■ **Material for the task**:
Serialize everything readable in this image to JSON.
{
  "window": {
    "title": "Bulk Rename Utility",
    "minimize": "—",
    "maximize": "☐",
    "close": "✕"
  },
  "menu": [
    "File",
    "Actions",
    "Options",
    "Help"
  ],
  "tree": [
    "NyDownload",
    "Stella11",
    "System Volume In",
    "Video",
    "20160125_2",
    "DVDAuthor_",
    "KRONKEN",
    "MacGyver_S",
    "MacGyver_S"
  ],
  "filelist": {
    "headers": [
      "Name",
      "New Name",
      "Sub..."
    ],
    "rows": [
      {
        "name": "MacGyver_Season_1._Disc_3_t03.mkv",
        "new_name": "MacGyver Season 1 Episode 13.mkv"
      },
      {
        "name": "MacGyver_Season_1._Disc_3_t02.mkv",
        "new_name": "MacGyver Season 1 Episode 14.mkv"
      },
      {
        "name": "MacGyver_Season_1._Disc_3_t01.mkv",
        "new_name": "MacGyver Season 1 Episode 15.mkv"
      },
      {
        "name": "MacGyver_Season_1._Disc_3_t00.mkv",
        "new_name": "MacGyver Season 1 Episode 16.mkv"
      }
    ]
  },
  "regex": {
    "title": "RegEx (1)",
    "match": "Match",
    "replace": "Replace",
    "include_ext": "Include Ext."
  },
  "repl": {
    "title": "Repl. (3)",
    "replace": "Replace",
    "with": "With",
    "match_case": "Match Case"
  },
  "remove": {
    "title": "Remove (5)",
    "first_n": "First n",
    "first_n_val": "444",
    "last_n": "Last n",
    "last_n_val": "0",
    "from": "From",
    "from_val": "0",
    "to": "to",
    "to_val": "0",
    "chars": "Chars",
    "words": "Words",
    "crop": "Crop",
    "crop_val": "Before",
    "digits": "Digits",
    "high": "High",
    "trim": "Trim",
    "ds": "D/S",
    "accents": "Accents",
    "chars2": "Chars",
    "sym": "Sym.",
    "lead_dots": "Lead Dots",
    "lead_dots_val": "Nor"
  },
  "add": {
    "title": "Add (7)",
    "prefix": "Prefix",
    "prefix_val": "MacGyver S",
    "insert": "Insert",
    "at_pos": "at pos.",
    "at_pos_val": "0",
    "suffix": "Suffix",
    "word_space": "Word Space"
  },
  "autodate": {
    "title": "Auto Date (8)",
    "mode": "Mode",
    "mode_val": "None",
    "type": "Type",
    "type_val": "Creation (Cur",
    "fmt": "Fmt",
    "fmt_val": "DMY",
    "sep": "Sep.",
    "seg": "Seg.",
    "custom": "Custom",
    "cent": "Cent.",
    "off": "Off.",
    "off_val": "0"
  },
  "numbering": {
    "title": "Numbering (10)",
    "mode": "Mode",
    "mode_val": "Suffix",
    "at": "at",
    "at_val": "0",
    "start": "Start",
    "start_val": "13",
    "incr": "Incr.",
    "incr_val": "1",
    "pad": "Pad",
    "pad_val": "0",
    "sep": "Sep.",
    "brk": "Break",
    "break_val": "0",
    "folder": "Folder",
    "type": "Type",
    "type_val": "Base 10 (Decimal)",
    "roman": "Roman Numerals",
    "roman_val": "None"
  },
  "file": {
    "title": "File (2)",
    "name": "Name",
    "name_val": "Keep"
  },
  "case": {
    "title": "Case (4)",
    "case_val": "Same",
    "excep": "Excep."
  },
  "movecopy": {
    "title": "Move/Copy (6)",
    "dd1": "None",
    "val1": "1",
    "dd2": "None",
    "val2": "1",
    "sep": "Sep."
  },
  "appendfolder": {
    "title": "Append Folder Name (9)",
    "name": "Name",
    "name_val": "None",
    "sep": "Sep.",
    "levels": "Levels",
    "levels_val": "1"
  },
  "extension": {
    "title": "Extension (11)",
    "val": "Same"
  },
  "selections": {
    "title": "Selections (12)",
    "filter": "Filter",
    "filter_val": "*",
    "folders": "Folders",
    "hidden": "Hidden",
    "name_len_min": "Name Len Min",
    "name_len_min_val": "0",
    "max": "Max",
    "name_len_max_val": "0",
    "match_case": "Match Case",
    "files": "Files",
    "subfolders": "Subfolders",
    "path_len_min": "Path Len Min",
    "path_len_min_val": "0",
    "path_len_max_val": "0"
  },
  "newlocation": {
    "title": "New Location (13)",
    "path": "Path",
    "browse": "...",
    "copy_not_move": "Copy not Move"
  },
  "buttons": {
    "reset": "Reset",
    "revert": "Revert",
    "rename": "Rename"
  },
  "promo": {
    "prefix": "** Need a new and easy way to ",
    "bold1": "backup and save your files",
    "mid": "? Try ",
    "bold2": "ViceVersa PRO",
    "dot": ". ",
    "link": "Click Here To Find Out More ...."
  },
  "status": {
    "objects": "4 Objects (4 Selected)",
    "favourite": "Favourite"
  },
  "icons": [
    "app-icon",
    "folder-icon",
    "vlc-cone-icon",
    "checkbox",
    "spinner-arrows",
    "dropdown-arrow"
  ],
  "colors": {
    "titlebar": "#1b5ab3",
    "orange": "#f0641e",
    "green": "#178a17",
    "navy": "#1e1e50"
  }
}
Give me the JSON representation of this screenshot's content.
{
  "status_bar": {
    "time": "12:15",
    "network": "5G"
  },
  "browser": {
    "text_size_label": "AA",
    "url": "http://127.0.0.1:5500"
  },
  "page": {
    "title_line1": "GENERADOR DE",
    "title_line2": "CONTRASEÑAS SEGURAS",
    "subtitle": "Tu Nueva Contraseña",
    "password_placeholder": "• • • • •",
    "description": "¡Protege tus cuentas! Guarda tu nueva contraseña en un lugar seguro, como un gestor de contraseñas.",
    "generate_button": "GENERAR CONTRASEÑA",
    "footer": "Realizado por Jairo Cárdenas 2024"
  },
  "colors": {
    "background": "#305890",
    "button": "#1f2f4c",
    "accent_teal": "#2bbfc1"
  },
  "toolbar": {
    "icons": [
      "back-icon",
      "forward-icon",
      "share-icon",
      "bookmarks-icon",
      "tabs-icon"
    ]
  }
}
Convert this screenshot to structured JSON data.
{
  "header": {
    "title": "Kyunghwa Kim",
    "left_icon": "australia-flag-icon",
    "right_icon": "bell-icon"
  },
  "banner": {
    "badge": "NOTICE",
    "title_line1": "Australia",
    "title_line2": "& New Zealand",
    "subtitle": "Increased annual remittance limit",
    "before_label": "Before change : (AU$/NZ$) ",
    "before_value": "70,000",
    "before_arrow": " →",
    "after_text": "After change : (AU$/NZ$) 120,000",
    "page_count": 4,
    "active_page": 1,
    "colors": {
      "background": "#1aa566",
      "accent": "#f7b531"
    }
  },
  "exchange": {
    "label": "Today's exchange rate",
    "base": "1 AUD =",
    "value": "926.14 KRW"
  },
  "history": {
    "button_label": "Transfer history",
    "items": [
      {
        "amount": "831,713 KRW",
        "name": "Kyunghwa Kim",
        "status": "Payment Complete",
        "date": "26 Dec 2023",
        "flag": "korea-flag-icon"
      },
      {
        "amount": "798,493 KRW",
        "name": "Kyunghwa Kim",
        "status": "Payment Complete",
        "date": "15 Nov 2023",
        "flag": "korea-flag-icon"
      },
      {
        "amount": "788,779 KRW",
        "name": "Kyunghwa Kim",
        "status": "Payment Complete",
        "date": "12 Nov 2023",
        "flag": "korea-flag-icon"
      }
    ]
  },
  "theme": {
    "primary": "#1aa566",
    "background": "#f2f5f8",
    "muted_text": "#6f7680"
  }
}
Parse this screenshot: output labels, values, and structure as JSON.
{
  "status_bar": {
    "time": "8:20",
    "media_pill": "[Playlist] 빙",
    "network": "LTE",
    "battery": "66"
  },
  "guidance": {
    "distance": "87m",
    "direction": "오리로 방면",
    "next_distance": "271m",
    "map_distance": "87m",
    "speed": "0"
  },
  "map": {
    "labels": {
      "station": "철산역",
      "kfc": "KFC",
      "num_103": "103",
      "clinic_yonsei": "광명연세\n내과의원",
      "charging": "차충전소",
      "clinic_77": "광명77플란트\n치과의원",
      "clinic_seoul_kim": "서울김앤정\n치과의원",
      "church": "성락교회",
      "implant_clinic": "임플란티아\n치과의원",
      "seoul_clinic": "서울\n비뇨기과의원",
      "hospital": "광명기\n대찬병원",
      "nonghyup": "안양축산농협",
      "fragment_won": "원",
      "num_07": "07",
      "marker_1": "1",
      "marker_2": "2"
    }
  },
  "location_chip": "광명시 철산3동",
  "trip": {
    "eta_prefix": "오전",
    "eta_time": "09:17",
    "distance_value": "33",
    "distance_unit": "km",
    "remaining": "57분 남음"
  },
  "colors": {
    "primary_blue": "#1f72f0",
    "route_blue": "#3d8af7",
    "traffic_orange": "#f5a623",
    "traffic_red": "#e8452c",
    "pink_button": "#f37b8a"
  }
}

■ **Direction**: Exactly as written, give the line containing "Parse this screenshot: output" and all remaining lines of the records.

■ **Result**:
Parse this screenshot: output labels, values, and structure as JSON.
{
  "status_bar": {
    "time": "8:20",
    "media_pill": "[Playlist] 빙",
    "network": "LTE",
    "battery": "66"
  },
  "guidance": {
    "distance": "87m",
    "direction": "오리로 방면",
    "next_distance": "271m",
    "map_distance": "87m",
    "speed": "0"
  },
  "map": {
    "labels": {
      "station": "철산역",
      "kfc": "KFC",
      "num_103": "103",
      "clinic_yonsei": "광명연세\n내과의원",
      "charging": "차충전소",
      "clinic_77": "광명77플란트\n치과의원",
      "clinic_seoul_kim": "서울김앤정\n치과의원",
      "church": "성락교회",
      "implant_clinic": "임플란티아\n치과의원",
      "seoul_clinic": "서울\n비뇨기과의원",
      "hospital": "광명기\n대찬병원",
      "nonghyup": "안양축산농협",
      "fragment_won": "원",
      "num_07": "07",
      "marker_1": "1",
      "marker_2": "2"
    }
  },
  "location_chip": "광명시 철산3동",
  "trip": {
    "eta_prefix": "오전",
    "eta_time": "09:17",
    "distance_value": "33",
    "distance_unit": "km",
    "remaining": "57분 남음"
  },
  "colors": {
    "primary_blue": "#1f72f0",
    "route_blue": "#3d8af7",
    "traffic_orange": "#f5a623",
    "traffic_red": "#e8452c",
    "pink_button": "#f37b8a"
  }
}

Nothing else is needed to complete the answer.